▶ Exercise details:
Copy every line from the data below in which the string "xlabel" can be found.

▶ Exercise materials:
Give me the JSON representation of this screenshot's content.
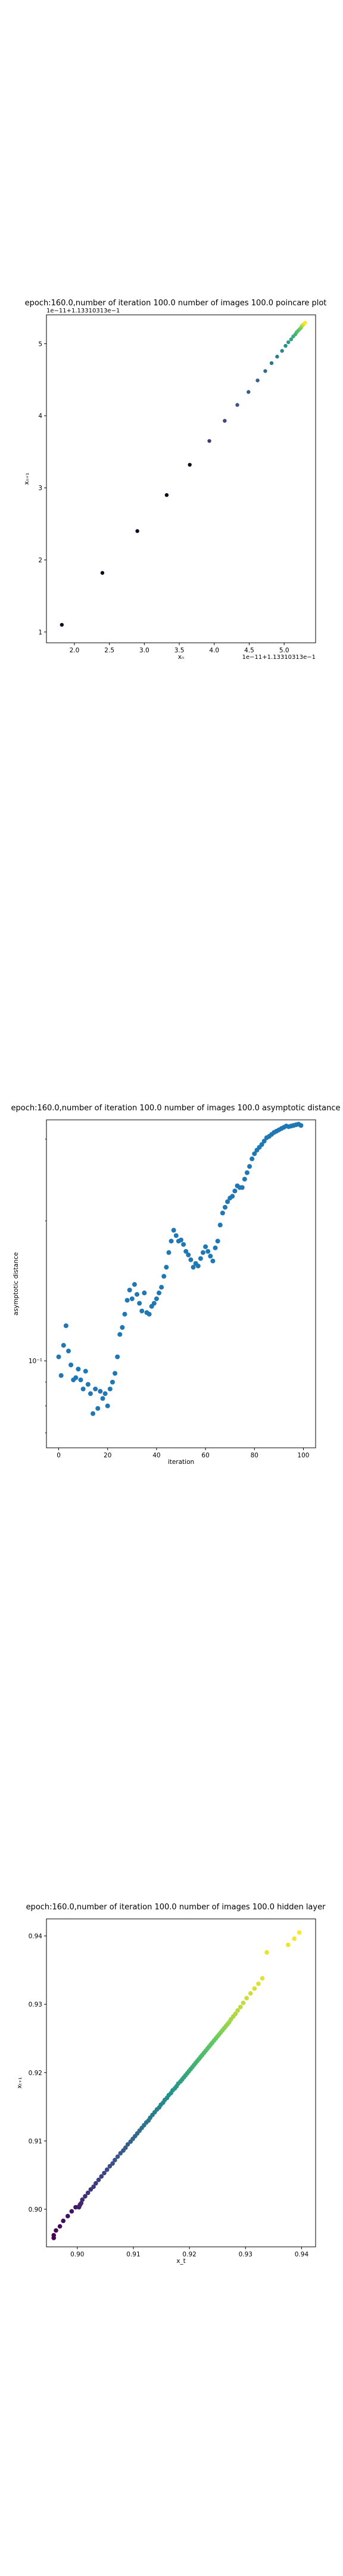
{
  "chart_data": [
    {
      "type": "scatter",
      "title": "epoch:160.0,number of iteration 100.0 number of images 100.0 poincare plot",
      "xlabel": "xₙ",
      "ylabel": "xₙ₊₁",
      "x_offset_text": "1e−11+1.13310313e−1",
      "y_offset_text": "1e−11+1.13310313e−1",
      "xticks": [
        "2.0",
        "2.5",
        "3.0",
        "3.5",
        "4.0",
        "4.5",
        "5.0"
      ],
      "yticks": [
        "1",
        "2",
        "3",
        "4",
        "5"
      ],
      "xlim": [
        1.6,
        5.45
      ],
      "ylim": [
        0.85,
        5.4
      ],
      "colormap": "viridis",
      "grid": false,
      "points": [
        [
          1.82,
          1.1
        ],
        [
          2.4,
          1.82
        ],
        [
          2.9,
          2.4
        ],
        [
          3.32,
          2.9
        ],
        [
          3.65,
          3.32
        ],
        [
          3.93,
          3.65
        ],
        [
          4.15,
          3.93
        ],
        [
          4.33,
          4.15
        ],
        [
          4.49,
          4.33
        ],
        [
          4.62,
          4.49
        ],
        [
          4.73,
          4.62
        ],
        [
          4.82,
          4.73
        ],
        [
          4.9,
          4.82
        ],
        [
          4.97,
          4.9
        ],
        [
          5.02,
          4.97
        ],
        [
          5.06,
          5.02
        ],
        [
          5.1,
          5.06
        ],
        [
          5.13,
          5.1
        ],
        [
          5.16,
          5.13
        ],
        [
          5.18,
          5.16
        ],
        [
          5.2,
          5.18
        ],
        [
          5.22,
          5.2
        ],
        [
          5.24,
          5.22
        ],
        [
          5.25,
          5.24
        ],
        [
          5.26,
          5.25
        ],
        [
          5.27,
          5.26
        ],
        [
          5.28,
          5.27
        ],
        [
          5.29,
          5.28
        ],
        [
          5.3,
          5.29
        ]
      ]
    },
    {
      "type": "scatter",
      "title": "epoch:160.0,number of iteration 100.0  number of images 100.0 asymptotic distance",
      "xlabel": "iteration",
      "ylabel": "asymptotic distance",
      "yscale": "log",
      "xlim": [
        -5,
        105
      ],
      "ylim": [
        0.065,
        0.33
      ],
      "xticks": [
        "0",
        "20",
        "40",
        "60",
        "80",
        "100"
      ],
      "yticks": [
        "10⁻¹"
      ],
      "ytick_values": [
        0.1
      ],
      "color": "#1f77b4",
      "grid": false,
      "x": [
        0,
        1,
        2,
        3,
        4,
        5,
        6,
        7,
        8,
        9,
        10,
        11,
        12,
        13,
        14,
        15,
        16,
        17,
        18,
        19,
        20,
        21,
        22,
        23,
        24,
        25,
        26,
        27,
        28,
        29,
        30,
        31,
        32,
        33,
        34,
        35,
        36,
        37,
        38,
        39,
        40,
        41,
        42,
        43,
        44,
        45,
        46,
        47,
        48,
        49,
        50,
        51,
        52,
        53,
        54,
        55,
        56,
        57,
        58,
        59,
        60,
        61,
        62,
        63,
        64,
        65,
        66,
        67,
        68,
        69,
        70,
        71,
        72,
        73,
        74,
        75,
        76,
        77,
        78,
        79,
        80,
        81,
        82,
        83,
        84,
        85,
        86,
        87,
        88,
        89,
        90,
        91,
        92,
        93,
        94,
        95,
        96,
        97,
        98,
        99
      ],
      "y": [
        0.102,
        0.093,
        0.108,
        0.119,
        0.105,
        0.098,
        0.091,
        0.092,
        0.096,
        0.091,
        0.087,
        0.095,
        0.089,
        0.085,
        0.077,
        0.087,
        0.079,
        0.086,
        0.083,
        0.085,
        0.08,
        0.087,
        0.09,
        0.094,
        0.102,
        0.114,
        0.118,
        0.126,
        0.135,
        0.142,
        0.136,
        0.146,
        0.139,
        0.133,
        0.128,
        0.14,
        0.127,
        0.126,
        0.131,
        0.133,
        0.136,
        0.14,
        0.144,
        0.152,
        0.159,
        0.171,
        0.181,
        0.191,
        0.186,
        0.181,
        0.182,
        0.178,
        0.172,
        0.169,
        0.165,
        0.159,
        0.162,
        0.16,
        0.166,
        0.171,
        0.176,
        0.172,
        0.168,
        0.164,
        0.175,
        0.181,
        0.196,
        0.208,
        0.214,
        0.22,
        0.224,
        0.226,
        0.232,
        0.238,
        0.236,
        0.236,
        0.246,
        0.254,
        0.262,
        0.272,
        0.279,
        0.284,
        0.288,
        0.292,
        0.297,
        0.302,
        0.304,
        0.307,
        0.31,
        0.312,
        0.314,
        0.316,
        0.318,
        0.32,
        0.319,
        0.32,
        0.321,
        0.322,
        0.323,
        0.321
      ]
    },
    {
      "type": "scatter",
      "title": "epoch:160.0,number of iteration 100.0  number of images 100.0 hidden layer",
      "xlabel": "x_t",
      "ylabel": "xₜ₊₁",
      "xlim": [
        0.8945,
        0.9425
      ],
      "ylim": [
        0.8945,
        0.9425
      ],
      "xticks": [
        "0.90",
        "0.91",
        "0.92",
        "0.93",
        "0.94"
      ],
      "yticks": [
        "0.90",
        "0.91",
        "0.92",
        "0.93",
        "0.94"
      ],
      "tick_values": [
        0.9,
        0.91,
        0.92,
        0.93,
        0.94
      ],
      "colormap": "viridis",
      "grid": false,
      "x": [
        0.8958,
        0.8958,
        0.8962,
        0.8969,
        0.8975,
        0.8983,
        0.899,
        0.8997,
        0.9003,
        0.9003,
        0.9004,
        0.9005,
        0.9007,
        0.9009,
        0.9014,
        0.9019,
        0.9024,
        0.9029,
        0.9033,
        0.9038,
        0.9043,
        0.9048,
        0.9053,
        0.9058,
        0.9063,
        0.9067,
        0.9072,
        0.9077,
        0.9082,
        0.9086,
        0.909,
        0.9095,
        0.9099,
        0.9103,
        0.9107,
        0.9111,
        0.9115,
        0.9119,
        0.9123,
        0.9127,
        0.913,
        0.9134,
        0.9138,
        0.9142,
        0.9146,
        0.9149,
        0.9153,
        0.9156,
        0.916,
        0.9163,
        0.9167,
        0.917,
        0.9174,
        0.9177,
        0.918,
        0.9184,
        0.9187,
        0.919,
        0.9193,
        0.9196,
        0.9199,
        0.9202,
        0.9205,
        0.9208,
        0.9211,
        0.9214,
        0.9217,
        0.922,
        0.9223,
        0.9226,
        0.9229,
        0.9232,
        0.9235,
        0.9238,
        0.9241,
        0.9244,
        0.9247,
        0.925,
        0.9253,
        0.9256,
        0.9259,
        0.9262,
        0.9265,
        0.9268,
        0.9271,
        0.9274,
        0.9278,
        0.9282,
        0.9286,
        0.9291,
        0.9296,
        0.9302,
        0.9309,
        0.9316,
        0.9323,
        0.933,
        0.9338,
        0.9376,
        0.9387,
        0.9396
      ],
      "y": [
        0.8958,
        0.8962,
        0.8969,
        0.8975,
        0.8983,
        0.899,
        0.8997,
        0.9003,
        0.9003,
        0.9004,
        0.9005,
        0.9007,
        0.9009,
        0.9014,
        0.9019,
        0.9024,
        0.9029,
        0.9033,
        0.9038,
        0.9043,
        0.9048,
        0.9053,
        0.9058,
        0.9063,
        0.9067,
        0.9072,
        0.9077,
        0.9082,
        0.9086,
        0.909,
        0.9095,
        0.9099,
        0.9103,
        0.9107,
        0.9111,
        0.9115,
        0.9119,
        0.9123,
        0.9127,
        0.913,
        0.9134,
        0.9138,
        0.9142,
        0.9146,
        0.9149,
        0.9153,
        0.9156,
        0.916,
        0.9163,
        0.9167,
        0.917,
        0.9174,
        0.9177,
        0.918,
        0.9184,
        0.9187,
        0.919,
        0.9193,
        0.9196,
        0.9199,
        0.9202,
        0.9205,
        0.9208,
        0.9211,
        0.9214,
        0.9217,
        0.922,
        0.9223,
        0.9226,
        0.9229,
        0.9232,
        0.9235,
        0.9238,
        0.9241,
        0.9244,
        0.9247,
        0.925,
        0.9253,
        0.9256,
        0.9259,
        0.9262,
        0.9265,
        0.9268,
        0.9271,
        0.9274,
        0.9278,
        0.9282,
        0.9286,
        0.9291,
        0.9296,
        0.9302,
        0.9309,
        0.9316,
        0.9323,
        0.933,
        0.9338,
        0.9376,
        0.9387,
        0.9396,
        0.9405
      ]
    }
  ]
}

▶ Output for this task:
      "xlabel": "xₙ",
      "xlabel": "iteration",
      "xlabel": "x_t",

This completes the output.